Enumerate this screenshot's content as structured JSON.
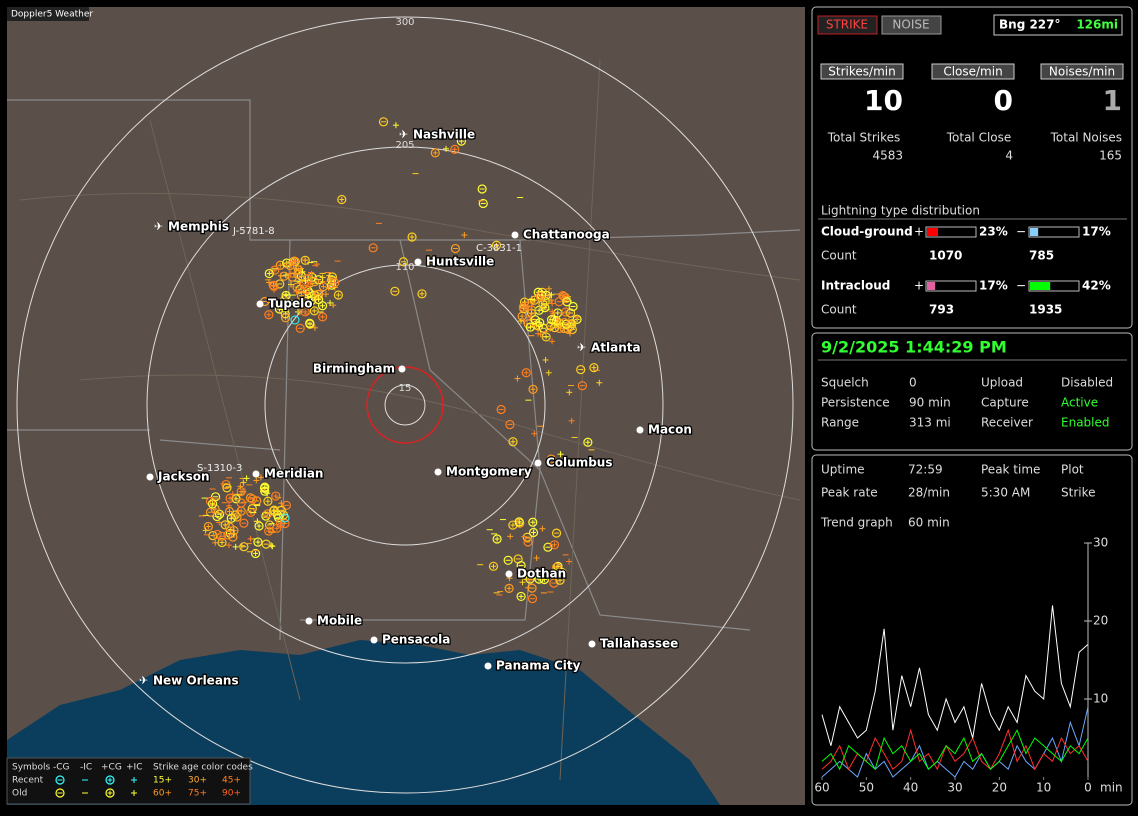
{
  "window_title": "Doppler5 Weather",
  "map": {
    "range_labels": [
      "300",
      "205",
      "110",
      "15"
    ],
    "cities": [
      "Nashville",
      "Memphis",
      "Chattanooga",
      "Huntsville",
      "Tupelo",
      "Atlanta",
      "Birmingham",
      "Macon",
      "Jackson",
      "Meridian",
      "Montgomery",
      "Columbus",
      "Dothan",
      "Mobile",
      "Pensacola",
      "Tallahassee",
      "Panama City",
      "New Orleans"
    ],
    "station_labels": [
      "J-5781-8",
      "C-3831-1",
      "S-1310-3"
    ]
  },
  "legend": {
    "symbols": "Symbols",
    "types": [
      "-CG",
      "-IC",
      "+CG",
      "+IC"
    ],
    "age_title": "Strike age color codes",
    "rows": [
      "Recent",
      "Old"
    ],
    "ages": [
      "15+",
      "30+",
      "45+",
      "60+",
      "75+",
      "90+"
    ]
  },
  "status": {
    "strike_button": "STRIKE",
    "noise_button": "NOISE",
    "bearing": "Bng 227°",
    "distance": "126mi"
  },
  "counters": {
    "labels": [
      "Strikes/min",
      "Close/min",
      "Noises/min"
    ],
    "values": [
      10,
      0,
      1
    ],
    "total_labels": [
      "Total Strikes",
      "Total Close",
      "Total Noises"
    ],
    "totals": [
      4583,
      4,
      165
    ]
  },
  "distribution": {
    "title": "Lightning type distribution",
    "count_label": "Count",
    "plus": "+",
    "minus": "−",
    "rows": [
      {
        "name": "Cloud-ground",
        "pos": 23,
        "pos_label": "23%",
        "neg": 17,
        "neg_label": "17%",
        "pos_count": 1070,
        "neg_count": 785
      },
      {
        "name": "Intracloud",
        "pos": 17,
        "pos_label": "17%",
        "neg": 42,
        "neg_label": "42%",
        "pos_count": 793,
        "neg_count": 1935
      }
    ]
  },
  "datetime": "9/2/2025 1:44:29 PM",
  "settings": [
    [
      "Squelch",
      "0",
      "Upload",
      "Disabled"
    ],
    [
      "Persistence",
      "90 min",
      "Capture",
      "Active"
    ],
    [
      "Range",
      "313 mi",
      "Receiver",
      "Enabled"
    ]
  ],
  "stats": {
    "uptime_label": "Uptime",
    "uptime": "72:59",
    "peak_time_label": "Peak time",
    "peak_time": "5:30 AM",
    "plot_label": "Plot",
    "plot": "Strike",
    "peak_rate_label": "Peak rate",
    "peak_rate": "28/min",
    "trend_label": "Trend graph",
    "trend": "60 min"
  },
  "trend_graph": {
    "x_unit": "min",
    "xlim": [
      60,
      0
    ],
    "xticks": [
      60,
      50,
      40,
      30,
      20,
      10,
      0
    ],
    "ylim": [
      0,
      30
    ],
    "yticks": [
      10,
      20,
      30
    ],
    "x": [
      60,
      58,
      56,
      54,
      52,
      50,
      48,
      46,
      44,
      42,
      40,
      38,
      36,
      34,
      32,
      30,
      28,
      26,
      24,
      22,
      20,
      18,
      16,
      14,
      12,
      10,
      8,
      6,
      4,
      2,
      0
    ],
    "series": [
      {
        "color": "#ffffff",
        "values": [
          8,
          4,
          9,
          7,
          5,
          6,
          11,
          19,
          6,
          13,
          9,
          14,
          8,
          6,
          10,
          7,
          9,
          5,
          12,
          8,
          6,
          9,
          7,
          13,
          11,
          10,
          22,
          12,
          9,
          16,
          17
        ]
      },
      {
        "color": "#00ff00",
        "values": [
          2,
          3,
          1,
          4,
          3,
          2,
          1,
          5,
          3,
          4,
          2,
          3,
          1,
          2,
          4,
          3,
          5,
          2,
          3,
          1,
          2,
          4,
          6,
          3,
          5,
          4,
          3,
          2,
          4,
          3,
          5
        ]
      },
      {
        "color": "#ff3030",
        "values": [
          1,
          2,
          4,
          1,
          3,
          2,
          5,
          3,
          1,
          2,
          6,
          2,
          3,
          1,
          4,
          2,
          3,
          5,
          2,
          1,
          3,
          6,
          2,
          4,
          1,
          3,
          2,
          5,
          3,
          4,
          2
        ]
      },
      {
        "color": "#6aa8ff",
        "values": [
          0,
          1,
          2,
          1,
          0,
          3,
          1,
          2,
          0,
          1,
          2,
          4,
          1,
          2,
          1,
          0,
          2,
          1,
          3,
          1,
          2,
          1,
          4,
          2,
          1,
          3,
          5,
          2,
          7,
          4,
          9
        ]
      }
    ]
  }
}
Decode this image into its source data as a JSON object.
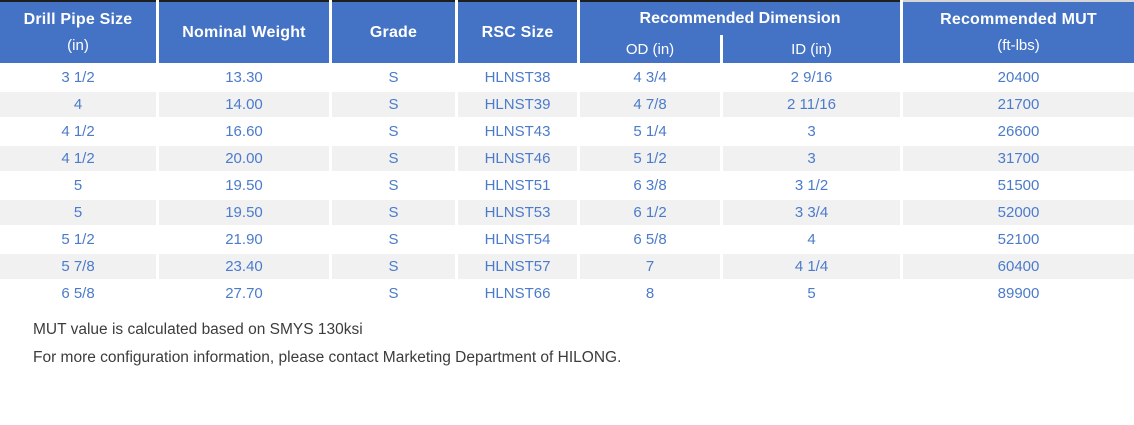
-------------------------
_Short problem_: Report every line containing the word "JSON" from the listing above.

_In response_:
Enumerate this screenshot's content as structured JSON.
Decode this image into its source data as a JSON object.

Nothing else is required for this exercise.